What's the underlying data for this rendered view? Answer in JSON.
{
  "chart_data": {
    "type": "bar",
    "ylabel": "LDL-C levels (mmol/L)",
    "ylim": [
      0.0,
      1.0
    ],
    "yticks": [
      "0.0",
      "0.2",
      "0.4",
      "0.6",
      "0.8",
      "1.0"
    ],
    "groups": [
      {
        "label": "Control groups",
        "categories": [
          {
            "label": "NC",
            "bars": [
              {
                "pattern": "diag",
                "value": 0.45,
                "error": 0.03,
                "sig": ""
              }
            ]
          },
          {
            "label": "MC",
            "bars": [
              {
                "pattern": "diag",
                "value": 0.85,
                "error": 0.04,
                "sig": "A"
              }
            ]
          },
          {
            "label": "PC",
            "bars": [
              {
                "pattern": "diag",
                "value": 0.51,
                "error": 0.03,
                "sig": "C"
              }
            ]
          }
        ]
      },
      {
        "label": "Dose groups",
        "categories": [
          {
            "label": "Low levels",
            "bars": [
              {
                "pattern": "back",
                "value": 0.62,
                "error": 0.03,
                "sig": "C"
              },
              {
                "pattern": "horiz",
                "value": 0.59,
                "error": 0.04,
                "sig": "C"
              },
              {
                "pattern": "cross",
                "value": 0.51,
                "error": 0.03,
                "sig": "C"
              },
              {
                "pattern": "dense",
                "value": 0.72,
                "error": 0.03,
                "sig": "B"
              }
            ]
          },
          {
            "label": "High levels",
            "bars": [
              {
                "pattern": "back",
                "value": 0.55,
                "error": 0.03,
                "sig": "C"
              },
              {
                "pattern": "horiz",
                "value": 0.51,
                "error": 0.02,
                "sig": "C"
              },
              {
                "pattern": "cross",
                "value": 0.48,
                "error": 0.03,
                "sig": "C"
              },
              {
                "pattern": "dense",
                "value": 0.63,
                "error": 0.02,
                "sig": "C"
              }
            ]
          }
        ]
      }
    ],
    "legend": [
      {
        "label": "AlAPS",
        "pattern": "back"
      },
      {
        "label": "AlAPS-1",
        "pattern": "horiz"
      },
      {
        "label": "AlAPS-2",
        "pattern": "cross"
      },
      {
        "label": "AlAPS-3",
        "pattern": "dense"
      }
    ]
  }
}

┄┄┄┄┄┄┄┄┄┄

● **Given request**
Restate the whole of the material exactly.

● **Result of the exercise**
What's the underlying data for this rendered view? Answer in JSON.
{
  "chart_data": {
    "type": "bar",
    "ylabel": "LDL-C levels (mmol/L)",
    "ylim": [
      0.0,
      1.0
    ],
    "yticks": [
      "0.0",
      "0.2",
      "0.4",
      "0.6",
      "0.8",
      "1.0"
    ],
    "groups": [
      {
        "label": "Control groups",
        "categories": [
          {
            "label": "NC",
            "bars": [
              {
                "pattern": "diag",
                "value": 0.45,
                "error": 0.03,
                "sig": ""
              }
            ]
          },
          {
            "label": "MC",
            "bars": [
              {
                "pattern": "diag",
                "value": 0.85,
                "error": 0.04,
                "sig": "A"
              }
            ]
          },
          {
            "label": "PC",
            "bars": [
              {
                "pattern": "diag",
                "value": 0.51,
                "error": 0.03,
                "sig": "C"
              }
            ]
          }
        ]
      },
      {
        "label": "Dose groups",
        "categories": [
          {
            "label": "Low levels",
            "bars": [
              {
                "pattern": "back",
                "value": 0.62,
                "error": 0.03,
                "sig": "C"
              },
              {
                "pattern": "horiz",
                "value": 0.59,
                "error": 0.04,
                "sig": "C"
              },
              {
                "pattern": "cross",
                "value": 0.51,
                "error": 0.03,
                "sig": "C"
              },
              {
                "pattern": "dense",
                "value": 0.72,
                "error": 0.03,
                "sig": "B"
              }
            ]
          },
          {
            "label": "High levels",
            "bars": [
              {
                "pattern": "back",
                "value": 0.55,
                "error": 0.03,
                "sig": "C"
              },
              {
                "pattern": "horiz",
                "value": 0.51,
                "error": 0.02,
                "sig": "C"
              },
              {
                "pattern": "cross",
                "value": 0.48,
                "error": 0.03,
                "sig": "C"
              },
              {
                "pattern": "dense",
                "value": 0.63,
                "error": 0.02,
                "sig": "C"
              }
            ]
          }
        ]
      }
    ],
    "legend": [
      {
        "label": "AlAPS",
        "pattern": "back"
      },
      {
        "label": "AlAPS-1",
        "pattern": "horiz"
      },
      {
        "label": "AlAPS-2",
        "pattern": "cross"
      },
      {
        "label": "AlAPS-3",
        "pattern": "dense"
      }
    ]
  }
}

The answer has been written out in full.